▶ _Exercise prompt_
Extract each line holding the word "moving" from the entries.

* BEGIN Supplied entries *

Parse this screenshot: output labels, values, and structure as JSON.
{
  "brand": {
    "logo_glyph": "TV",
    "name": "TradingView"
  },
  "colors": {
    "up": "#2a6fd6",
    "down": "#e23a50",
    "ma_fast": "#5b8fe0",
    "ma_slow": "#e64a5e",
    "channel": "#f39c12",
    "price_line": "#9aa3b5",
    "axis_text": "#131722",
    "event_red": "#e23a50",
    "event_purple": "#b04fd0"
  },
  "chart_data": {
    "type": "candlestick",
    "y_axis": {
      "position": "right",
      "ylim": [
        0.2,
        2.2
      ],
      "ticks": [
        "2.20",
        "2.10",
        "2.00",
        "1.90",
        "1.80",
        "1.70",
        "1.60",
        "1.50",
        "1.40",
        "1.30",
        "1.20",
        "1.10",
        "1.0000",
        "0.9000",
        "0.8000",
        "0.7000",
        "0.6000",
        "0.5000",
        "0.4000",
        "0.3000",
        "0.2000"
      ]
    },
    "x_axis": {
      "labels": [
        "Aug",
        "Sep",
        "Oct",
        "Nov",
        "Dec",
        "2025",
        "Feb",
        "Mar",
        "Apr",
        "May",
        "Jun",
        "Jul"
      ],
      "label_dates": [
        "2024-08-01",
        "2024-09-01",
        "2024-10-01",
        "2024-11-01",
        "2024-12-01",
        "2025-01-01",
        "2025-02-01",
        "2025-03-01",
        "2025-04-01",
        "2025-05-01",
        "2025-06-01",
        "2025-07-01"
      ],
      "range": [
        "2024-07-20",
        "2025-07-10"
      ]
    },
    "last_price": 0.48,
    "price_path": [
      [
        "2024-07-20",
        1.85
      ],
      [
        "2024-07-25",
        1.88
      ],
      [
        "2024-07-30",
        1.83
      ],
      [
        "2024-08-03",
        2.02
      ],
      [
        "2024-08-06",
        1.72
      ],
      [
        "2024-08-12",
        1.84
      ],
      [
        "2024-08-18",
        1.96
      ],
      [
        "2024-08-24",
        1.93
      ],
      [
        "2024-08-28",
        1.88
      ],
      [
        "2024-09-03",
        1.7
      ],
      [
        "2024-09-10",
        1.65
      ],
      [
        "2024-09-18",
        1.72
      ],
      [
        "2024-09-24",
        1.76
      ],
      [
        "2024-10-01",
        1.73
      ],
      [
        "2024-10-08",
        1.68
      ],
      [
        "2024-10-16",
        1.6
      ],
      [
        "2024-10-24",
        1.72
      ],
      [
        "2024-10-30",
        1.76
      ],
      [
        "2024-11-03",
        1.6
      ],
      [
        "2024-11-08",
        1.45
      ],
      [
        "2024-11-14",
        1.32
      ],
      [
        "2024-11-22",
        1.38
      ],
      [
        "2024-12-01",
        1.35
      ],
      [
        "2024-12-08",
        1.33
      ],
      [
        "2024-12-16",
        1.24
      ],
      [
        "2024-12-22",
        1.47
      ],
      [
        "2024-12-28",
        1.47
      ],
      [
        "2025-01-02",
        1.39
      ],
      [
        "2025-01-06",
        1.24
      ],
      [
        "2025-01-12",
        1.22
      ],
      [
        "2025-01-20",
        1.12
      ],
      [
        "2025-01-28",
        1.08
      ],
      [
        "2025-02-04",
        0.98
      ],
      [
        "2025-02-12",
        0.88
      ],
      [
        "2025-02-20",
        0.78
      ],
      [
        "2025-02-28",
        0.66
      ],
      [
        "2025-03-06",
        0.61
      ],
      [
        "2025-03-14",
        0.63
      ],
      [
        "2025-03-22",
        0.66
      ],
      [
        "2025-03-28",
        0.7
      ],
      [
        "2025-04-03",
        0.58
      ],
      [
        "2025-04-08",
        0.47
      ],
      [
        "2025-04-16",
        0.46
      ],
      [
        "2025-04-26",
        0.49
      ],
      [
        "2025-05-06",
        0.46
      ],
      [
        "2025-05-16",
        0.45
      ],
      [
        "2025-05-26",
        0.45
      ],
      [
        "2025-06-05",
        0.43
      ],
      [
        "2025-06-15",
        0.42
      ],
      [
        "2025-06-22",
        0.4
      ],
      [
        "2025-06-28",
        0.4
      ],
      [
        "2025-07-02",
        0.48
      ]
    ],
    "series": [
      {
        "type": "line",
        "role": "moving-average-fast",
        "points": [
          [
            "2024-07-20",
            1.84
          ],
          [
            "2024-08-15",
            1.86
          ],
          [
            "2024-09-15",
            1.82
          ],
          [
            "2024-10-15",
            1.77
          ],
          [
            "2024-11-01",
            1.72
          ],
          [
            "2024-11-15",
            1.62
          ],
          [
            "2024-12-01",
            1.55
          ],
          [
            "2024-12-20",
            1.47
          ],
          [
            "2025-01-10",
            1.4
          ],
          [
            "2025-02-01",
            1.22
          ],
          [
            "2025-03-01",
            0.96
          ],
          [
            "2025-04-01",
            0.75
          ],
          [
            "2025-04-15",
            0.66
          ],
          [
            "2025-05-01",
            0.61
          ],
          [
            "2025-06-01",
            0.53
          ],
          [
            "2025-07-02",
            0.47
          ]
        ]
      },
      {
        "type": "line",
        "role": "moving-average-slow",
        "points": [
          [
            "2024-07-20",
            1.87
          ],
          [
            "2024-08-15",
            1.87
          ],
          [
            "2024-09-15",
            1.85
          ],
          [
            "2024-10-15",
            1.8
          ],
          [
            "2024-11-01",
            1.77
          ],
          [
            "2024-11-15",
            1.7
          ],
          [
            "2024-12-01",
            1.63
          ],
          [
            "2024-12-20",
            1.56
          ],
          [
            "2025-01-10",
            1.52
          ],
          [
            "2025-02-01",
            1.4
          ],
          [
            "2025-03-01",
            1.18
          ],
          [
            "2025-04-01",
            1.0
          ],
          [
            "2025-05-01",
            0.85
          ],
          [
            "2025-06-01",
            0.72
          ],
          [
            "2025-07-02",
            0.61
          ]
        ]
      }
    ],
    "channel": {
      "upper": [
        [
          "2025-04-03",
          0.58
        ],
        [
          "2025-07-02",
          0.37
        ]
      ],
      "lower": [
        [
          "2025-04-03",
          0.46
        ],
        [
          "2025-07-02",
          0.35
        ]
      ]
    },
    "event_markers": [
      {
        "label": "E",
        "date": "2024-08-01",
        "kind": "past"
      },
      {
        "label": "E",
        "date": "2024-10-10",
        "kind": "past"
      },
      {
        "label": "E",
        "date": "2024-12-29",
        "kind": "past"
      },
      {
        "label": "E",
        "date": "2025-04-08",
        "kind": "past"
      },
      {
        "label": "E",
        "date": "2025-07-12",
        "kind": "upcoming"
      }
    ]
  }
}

* END Supplied entries *

▶ _Answer to the task_
        "role": "moving-average-fast",
        "role": "moving-average-slow",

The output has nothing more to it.